>>>

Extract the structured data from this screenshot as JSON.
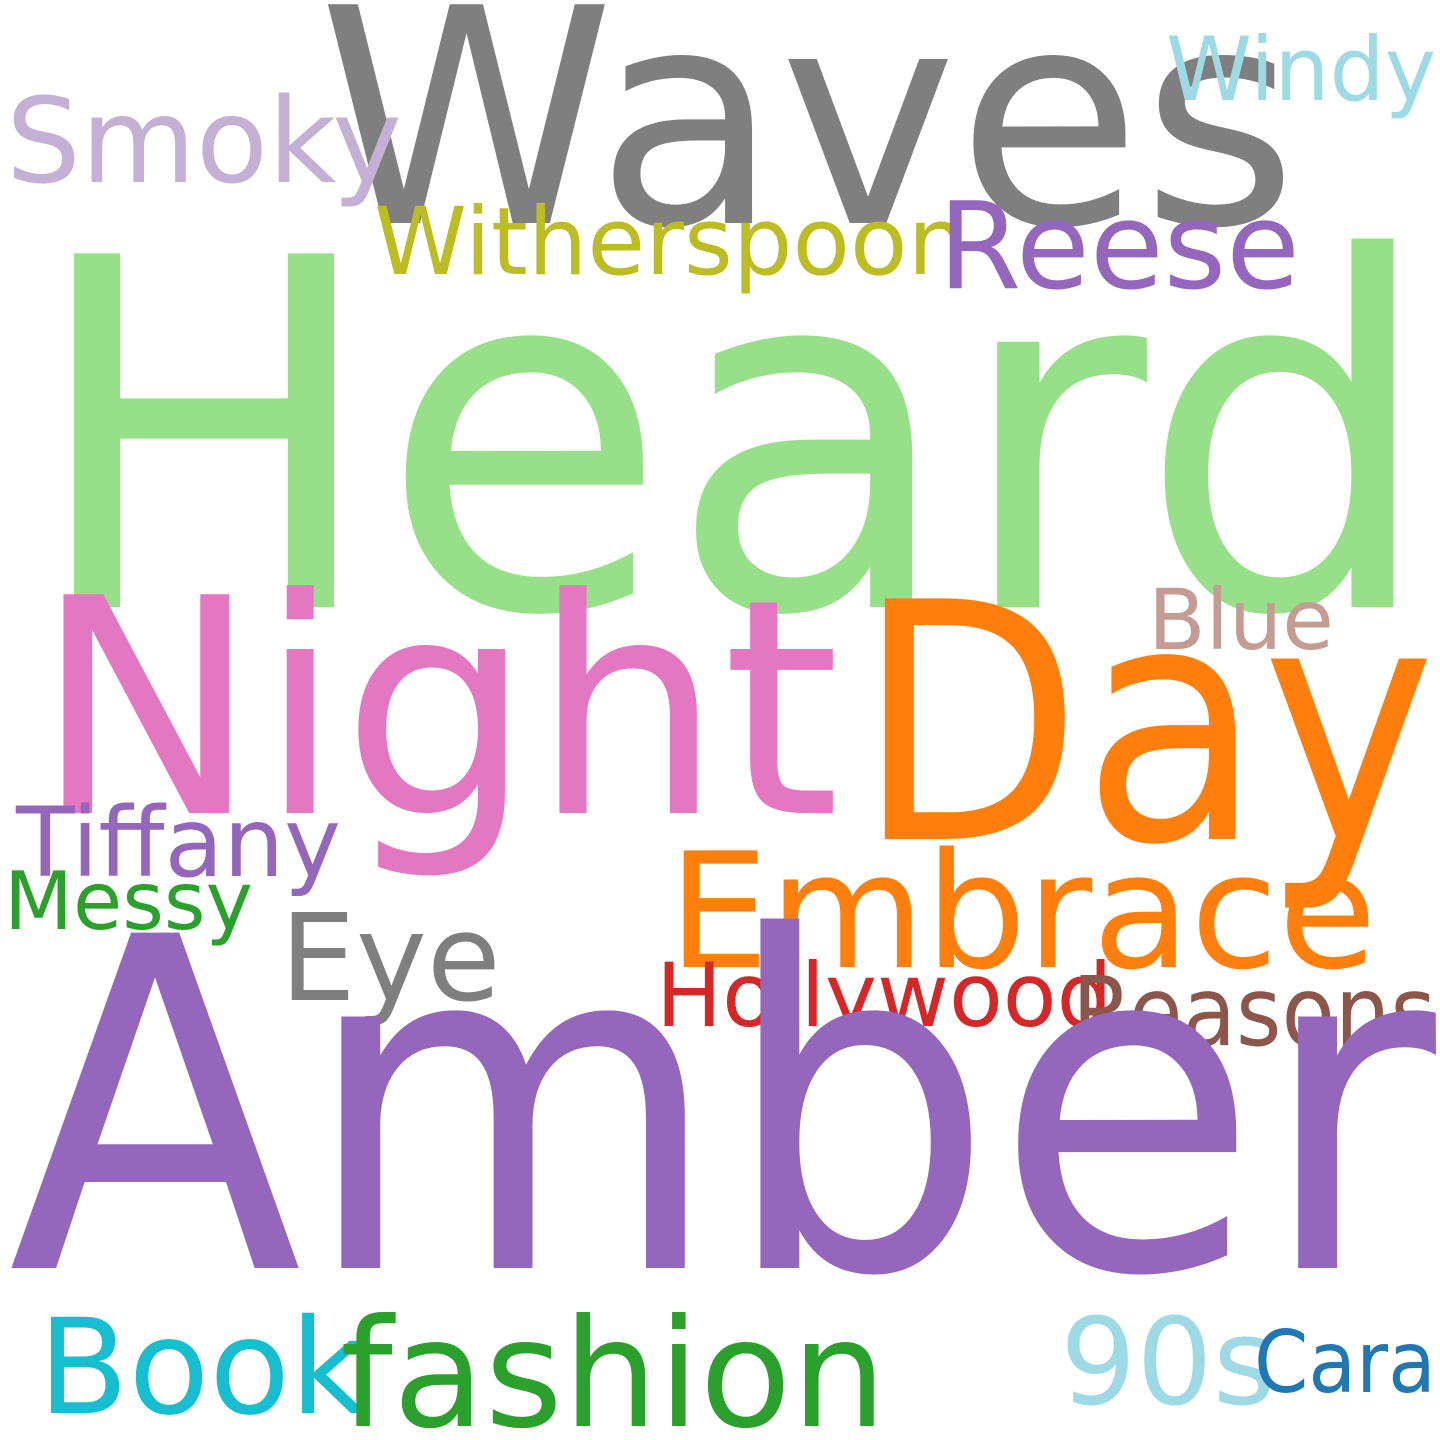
{
  "words": {
    "heard": {
      "text": "Heard",
      "color": "#98df8a"
    },
    "amber": {
      "text": "Amber",
      "color": "#9467bd"
    },
    "waves": {
      "text": "Waves",
      "color": "#7f7f7f"
    },
    "night": {
      "text": "Night",
      "color": "#e377c2"
    },
    "day": {
      "text": "Day",
      "color": "#ff7f0e"
    },
    "embrace": {
      "text": "Embrace",
      "color": "#ff7f0e"
    },
    "eye": {
      "text": "Eye",
      "color": "#7f7f7f"
    },
    "smoky": {
      "text": "Smoky",
      "color": "#c5b0d5"
    },
    "windy": {
      "text": "Windy",
      "color": "#9edae5"
    },
    "witherspoon": {
      "text": "Witherspoon",
      "color": "#bcbd22"
    },
    "reese": {
      "text": "Reese",
      "color": "#9467bd"
    },
    "blue": {
      "text": "Blue",
      "color": "#c49c94"
    },
    "tiffany": {
      "text": "Tiffany",
      "color": "#9467bd"
    },
    "messy": {
      "text": "Messy",
      "color": "#2ca02c"
    },
    "hollywood": {
      "text": "Hollywood",
      "color": "#d62728"
    },
    "reasons": {
      "text": "Reasons",
      "color": "#8c564b"
    },
    "book": {
      "text": "Book",
      "color": "#17becf"
    },
    "fashion": {
      "text": "fashion",
      "color": "#2ca02c"
    },
    "nineties": {
      "text": "90s",
      "color": "#9edae5"
    },
    "cara": {
      "text": "Cara",
      "color": "#1f77b4"
    }
  }
}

<<<

(Task prompt):
Transcribe the full listing above exactly, with the images removed.

(Solution for this task):
Extract the structured data from this screenshot as JSON.
{
  "words": {
    "heard": {
      "text": "Heard",
      "color": "#98df8a"
    },
    "amber": {
      "text": "Amber",
      "color": "#9467bd"
    },
    "waves": {
      "text": "Waves",
      "color": "#7f7f7f"
    },
    "night": {
      "text": "Night",
      "color": "#e377c2"
    },
    "day": {
      "text": "Day",
      "color": "#ff7f0e"
    },
    "embrace": {
      "text": "Embrace",
      "color": "#ff7f0e"
    },
    "eye": {
      "text": "Eye",
      "color": "#7f7f7f"
    },
    "smoky": {
      "text": "Smoky",
      "color": "#c5b0d5"
    },
    "windy": {
      "text": "Windy",
      "color": "#9edae5"
    },
    "witherspoon": {
      "text": "Witherspoon",
      "color": "#bcbd22"
    },
    "reese": {
      "text": "Reese",
      "color": "#9467bd"
    },
    "blue": {
      "text": "Blue",
      "color": "#c49c94"
    },
    "tiffany": {
      "text": "Tiffany",
      "color": "#9467bd"
    },
    "messy": {
      "text": "Messy",
      "color": "#2ca02c"
    },
    "hollywood": {
      "text": "Hollywood",
      "color": "#d62728"
    },
    "reasons": {
      "text": "Reasons",
      "color": "#8c564b"
    },
    "book": {
      "text": "Book",
      "color": "#17becf"
    },
    "fashion": {
      "text": "fashion",
      "color": "#2ca02c"
    },
    "nineties": {
      "text": "90s",
      "color": "#9edae5"
    },
    "cara": {
      "text": "Cara",
      "color": "#1f77b4"
    }
  }
}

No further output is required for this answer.